■ **Goal**
Reproduce each of the following items line for line, with no changes.

━━ Records to process

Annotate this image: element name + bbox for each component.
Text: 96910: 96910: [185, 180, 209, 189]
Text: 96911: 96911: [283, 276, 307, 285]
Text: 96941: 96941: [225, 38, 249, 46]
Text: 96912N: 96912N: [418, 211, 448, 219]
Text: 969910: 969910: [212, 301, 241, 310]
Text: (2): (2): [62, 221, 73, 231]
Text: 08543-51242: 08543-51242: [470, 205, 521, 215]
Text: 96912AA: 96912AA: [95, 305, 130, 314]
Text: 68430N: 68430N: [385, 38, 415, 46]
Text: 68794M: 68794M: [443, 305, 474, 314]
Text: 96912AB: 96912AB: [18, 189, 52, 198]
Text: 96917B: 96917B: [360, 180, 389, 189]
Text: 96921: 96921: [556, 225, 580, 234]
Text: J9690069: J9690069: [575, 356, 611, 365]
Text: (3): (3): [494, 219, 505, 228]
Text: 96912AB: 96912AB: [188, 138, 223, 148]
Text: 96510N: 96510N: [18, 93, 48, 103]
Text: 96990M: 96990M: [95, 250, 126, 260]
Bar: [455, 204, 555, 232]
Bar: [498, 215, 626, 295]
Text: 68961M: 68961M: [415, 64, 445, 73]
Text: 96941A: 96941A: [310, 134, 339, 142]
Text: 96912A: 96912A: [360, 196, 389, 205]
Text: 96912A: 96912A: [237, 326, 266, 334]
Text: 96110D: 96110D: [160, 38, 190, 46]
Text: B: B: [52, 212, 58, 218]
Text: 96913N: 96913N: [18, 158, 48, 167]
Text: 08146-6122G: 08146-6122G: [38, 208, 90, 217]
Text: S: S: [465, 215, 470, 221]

━━━━

■ **Task solution**
Annotate this image: element name + bbox for each component.
Text: 96910: 96910: [185, 180, 209, 189]
Text: 96911: 96911: [283, 276, 307, 285]
Text: 96941: 96941: [225, 38, 249, 46]
Text: 96912N: 96912N: [418, 211, 448, 219]
Text: 969910: 969910: [212, 301, 241, 310]
Text: (2): (2): [62, 221, 73, 231]
Text: 08543-51242: 08543-51242: [470, 205, 521, 215]
Text: 96912AA: 96912AA: [95, 305, 130, 314]
Text: 68430N: 68430N: [385, 38, 415, 46]
Text: 68794M: 68794M: [443, 305, 474, 314]
Text: 96912AB: 96912AB: [18, 189, 52, 198]
Text: 96917B: 96917B: [360, 180, 389, 189]
Text: 96921: 96921: [556, 225, 580, 234]
Text: J9690069: J9690069: [575, 356, 611, 365]
Text: (3): (3): [494, 219, 505, 228]
Text: 96912AB: 96912AB: [188, 138, 223, 148]
Text: 96510N: 96510N: [18, 93, 48, 103]
Text: 96990M: 96990M: [95, 250, 126, 260]
Bar: [455, 204, 555, 232]
Bar: [498, 215, 626, 295]
Text: 68961M: 68961M: [415, 64, 445, 73]
Text: 96941A: 96941A: [310, 134, 339, 142]
Text: 96912A: 96912A: [360, 196, 389, 205]
Text: 96912A: 96912A: [237, 326, 266, 334]
Text: 96110D: 96110D: [160, 38, 190, 46]
Text: B: B: [52, 212, 58, 218]
Text: 96913N: 96913N: [18, 158, 48, 167]
Text: 08146-6122G: 08146-6122G: [38, 208, 90, 217]
Text: S: S: [465, 215, 470, 221]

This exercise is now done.